Exercise instructions => Gather all lines containing the string "Glutathione" and copy them out.

§ §

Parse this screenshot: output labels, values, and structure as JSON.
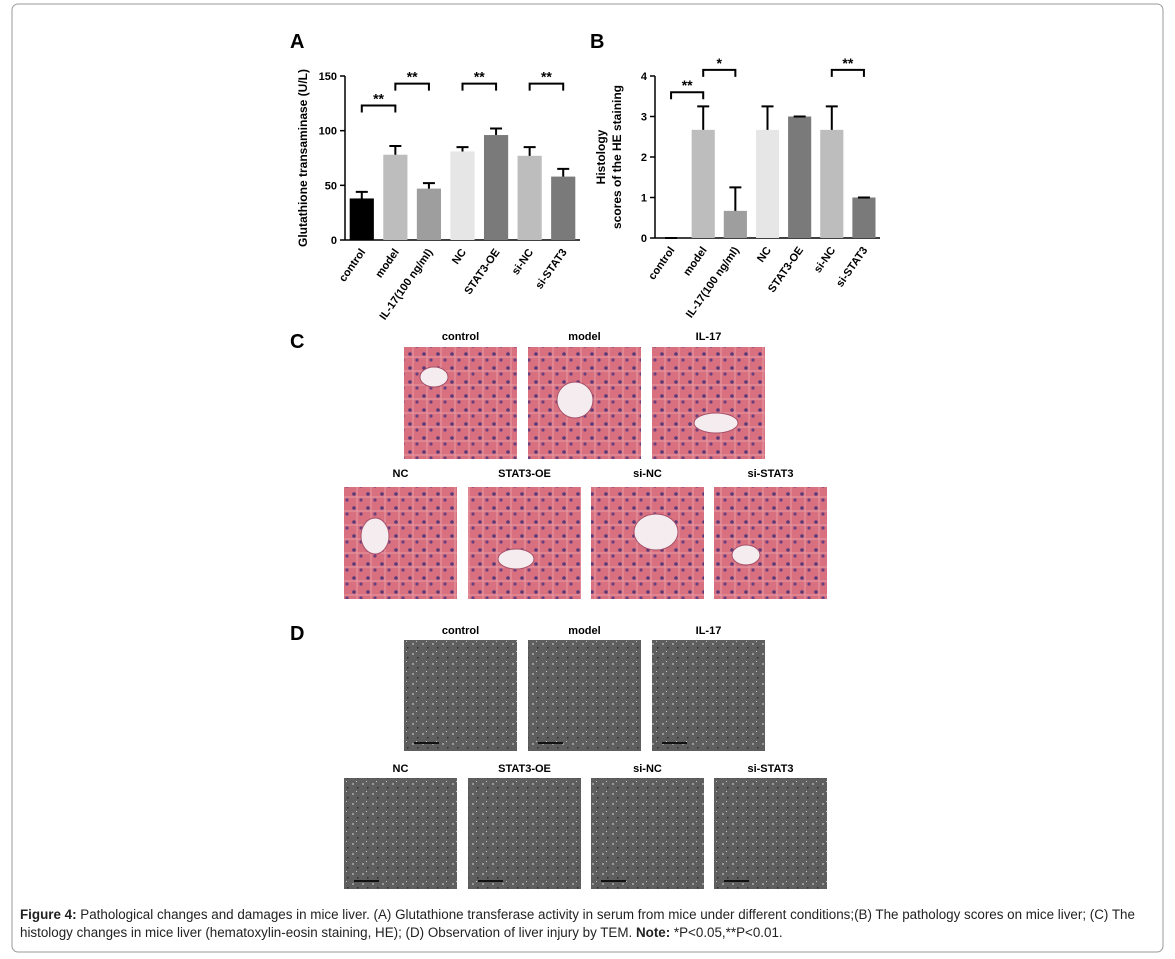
{
  "panels": [
    "A",
    "B",
    "C",
    "D"
  ],
  "chart_data": [
    {
      "type": "bar",
      "ylabel": "Glutathione transaminase (U/L)",
      "categories": [
        "control",
        "model",
        "IL-17(100 ng/ml)",
        "NC",
        "STAT3-OE",
        "si-NC",
        "si-STAT3"
      ],
      "values": [
        38,
        78,
        47,
        81,
        96,
        77,
        58
      ],
      "errors": [
        6,
        8,
        5,
        4,
        6,
        8,
        7
      ],
      "colors": [
        "#000000",
        "#bdbdbd",
        "#9e9e9e",
        "#e6e6e6",
        "#7a7a7a",
        "#bdbdbd",
        "#7a7a7a"
      ],
      "ylim": [
        0,
        150
      ],
      "yticks": [
        0,
        50,
        100,
        150
      ],
      "annotations": [
        {
          "label": "**",
          "from": 0,
          "to": 1,
          "y": 123
        },
        {
          "label": "**",
          "from": 1,
          "to": 2,
          "y": 143
        },
        {
          "label": "**",
          "from": 3,
          "to": 4,
          "y": 143
        },
        {
          "label": "**",
          "from": 5,
          "to": 6,
          "y": 143
        }
      ]
    },
    {
      "type": "bar",
      "ylabel": [
        "Histology",
        "scores of the HE staining"
      ],
      "categories": [
        "control",
        "model",
        "IL-17(100 ng/ml)",
        "NC",
        "STAT3-OE",
        "si-NC",
        "si-STAT3"
      ],
      "values": [
        0,
        2.67,
        0.67,
        2.67,
        3,
        2.67,
        1
      ],
      "errors": [
        0,
        0.58,
        0.58,
        0.58,
        0,
        0.58,
        0
      ],
      "colors": [
        "#000000",
        "#bdbdbd",
        "#9e9e9e",
        "#e6e6e6",
        "#7a7a7a",
        "#bdbdbd",
        "#7a7a7a"
      ],
      "ylim": [
        0,
        4
      ],
      "yticks": [
        0,
        1,
        2,
        3,
        4
      ],
      "annotations": [
        {
          "label": "**",
          "from": 0,
          "to": 1,
          "y": 3.6
        },
        {
          "label": "*",
          "from": 1,
          "to": 2,
          "y": 4.15
        },
        {
          "label": "**",
          "from": 5,
          "to": 6,
          "y": 4.15
        }
      ]
    }
  ],
  "images": {
    "labels": [
      "control",
      "model",
      "IL-17",
      "NC",
      "STAT3-OE",
      "si-NC",
      "si-STAT3"
    ]
  },
  "caption": {
    "figure": "Figure 4:",
    "text": " Pathological changes and damages in mice liver. (A) Glutathione transferase activity in serum from mice under different conditions;(B) The pathology scores on mice liver; (C) The histology changes in mice liver (hematoxylin-eosin staining, HE); (D) Observation of liver injury by TEM. ",
    "note": "Note:",
    "note_text": " *P<0.05,**P<0.01."
  }
}
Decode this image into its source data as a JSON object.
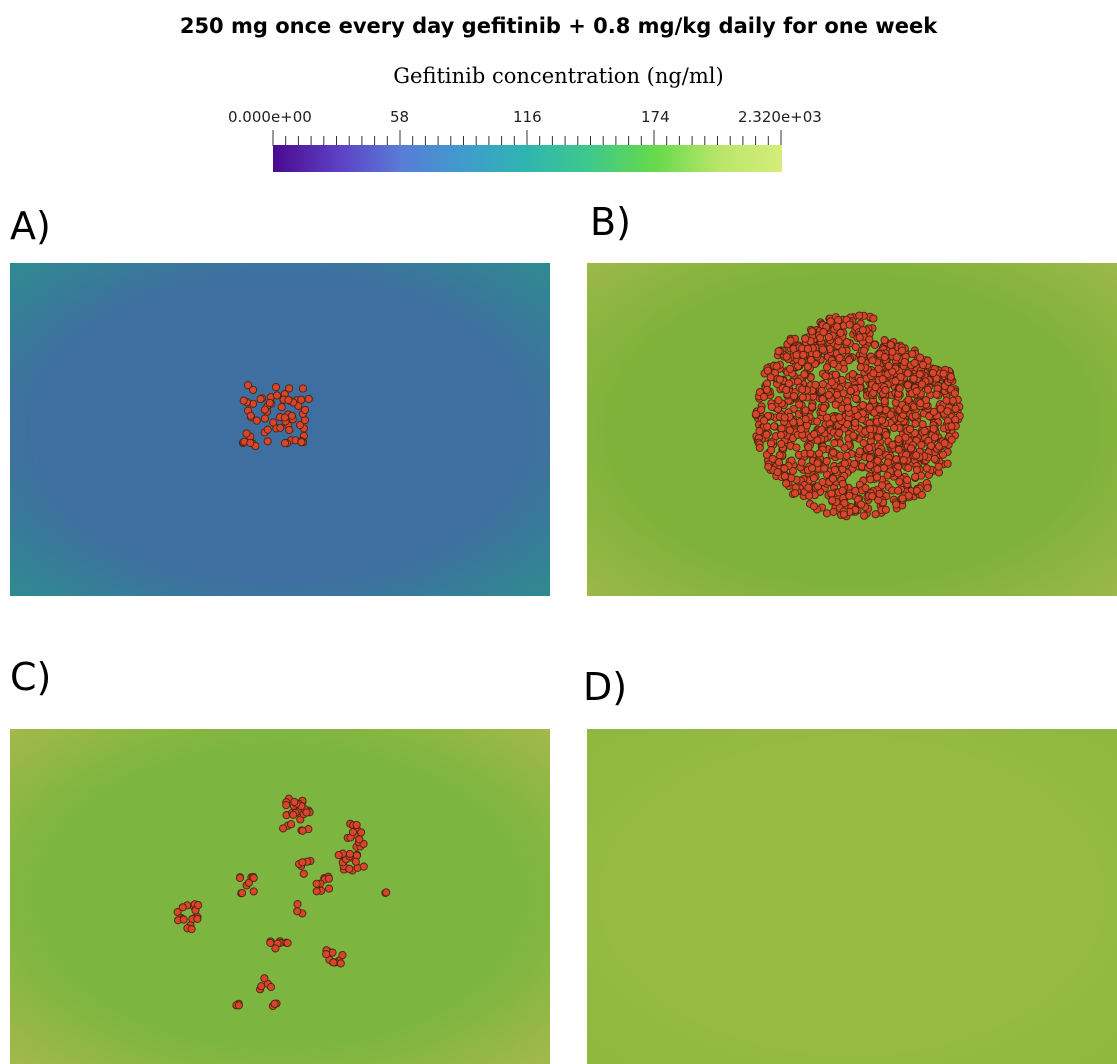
{
  "figure": {
    "title": "250 mg once every day gefitinib + 0.8 mg/kg daily for one week",
    "colorbar": {
      "title": "Gefitinib concentration (ng/ml)",
      "min_label": "0.000e+00",
      "tick_labels": [
        "58",
        "116",
        "174"
      ],
      "max_label_main": "2.320e",
      "max_label_exp": "+03",
      "colormap": [
        "#4b0a8f",
        "#5d3ec4",
        "#5a7bd6",
        "#3f9ccc",
        "#2fb5b0",
        "#3fc98a",
        "#66d94c",
        "#b8e66a",
        "#d6ec7a"
      ]
    },
    "panels": [
      {
        "label": "A)",
        "background": "#3f6fa0",
        "edge": "#2f8a90",
        "cell_cluster": "small-square"
      },
      {
        "label": "B)",
        "background": "#7fb23a",
        "edge": "#9bb848",
        "cell_cluster": "large-disc"
      },
      {
        "label": "C)",
        "background": "#7cb640",
        "edge": "#a3b84a",
        "cell_cluster": "scattered"
      },
      {
        "label": "D)",
        "background": "#96ba44",
        "edge": "#8fb83e",
        "cell_cluster": "none"
      }
    ],
    "cell_color": "#d9452a",
    "cell_outline": "#4a2410"
  }
}
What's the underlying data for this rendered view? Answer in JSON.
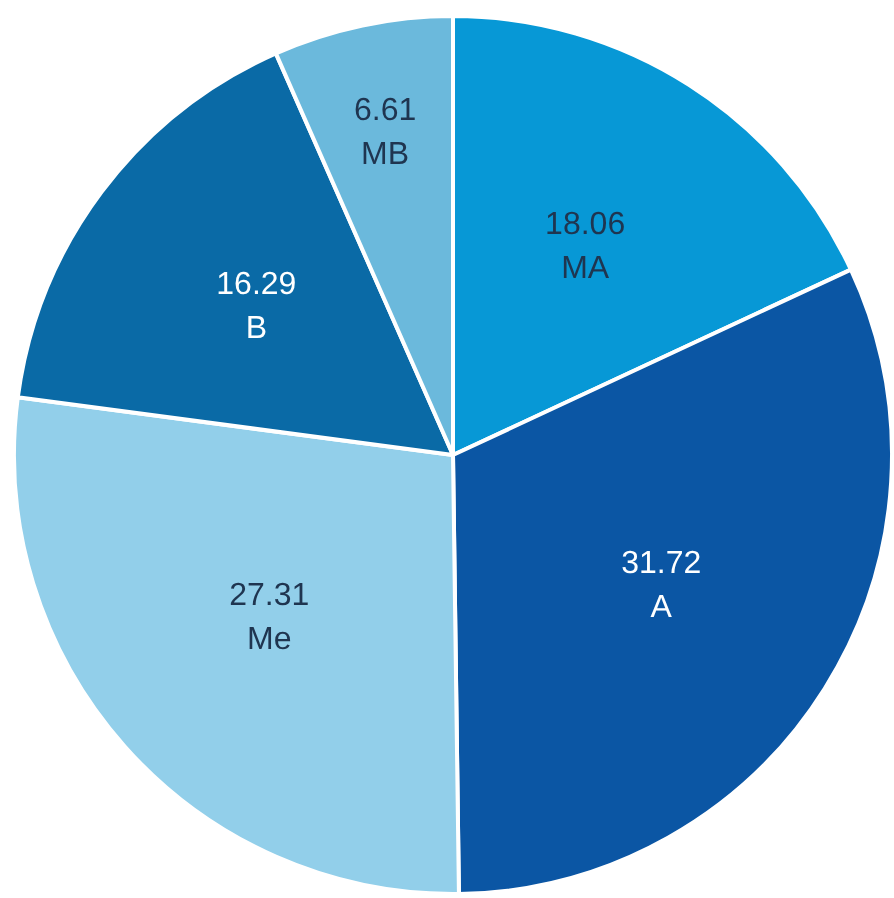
{
  "chart_data": {
    "type": "pie",
    "categories": [
      "MA",
      "A",
      "Me",
      "B",
      "MB"
    ],
    "values": [
      18.06,
      31.72,
      27.31,
      16.29,
      6.61
    ],
    "colors": [
      "#0798d6",
      "#0b56a4",
      "#92cfea",
      "#0a6aa6",
      "#6bb9dc"
    ],
    "data_labels": true,
    "legend": false
  }
}
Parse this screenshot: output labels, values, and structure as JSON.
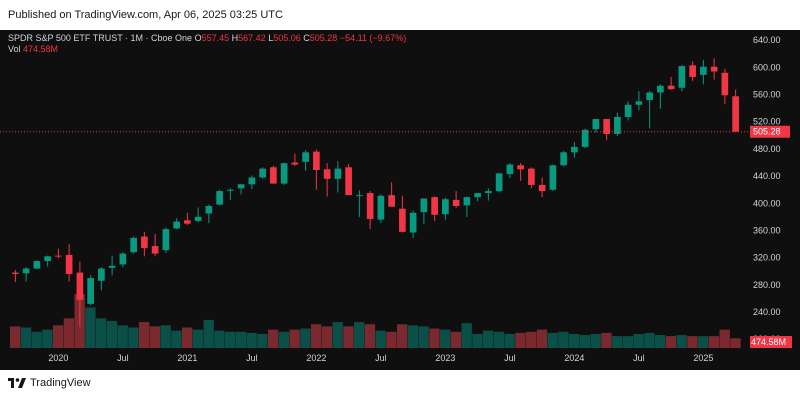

§ §

Completed exercise =>
      "ylabel": "Glutathione transaminase (U/L)",
    "text": " Pathological changes and damages in mice liver. (A) Glutathione transferase activity in serum from mice under different conditions;(B) The pathology scores on mice liver; (C) The histology changes in mice liver (hematoxylin-eosin staining, HE); (D) Observation of liver injury by TEM. ",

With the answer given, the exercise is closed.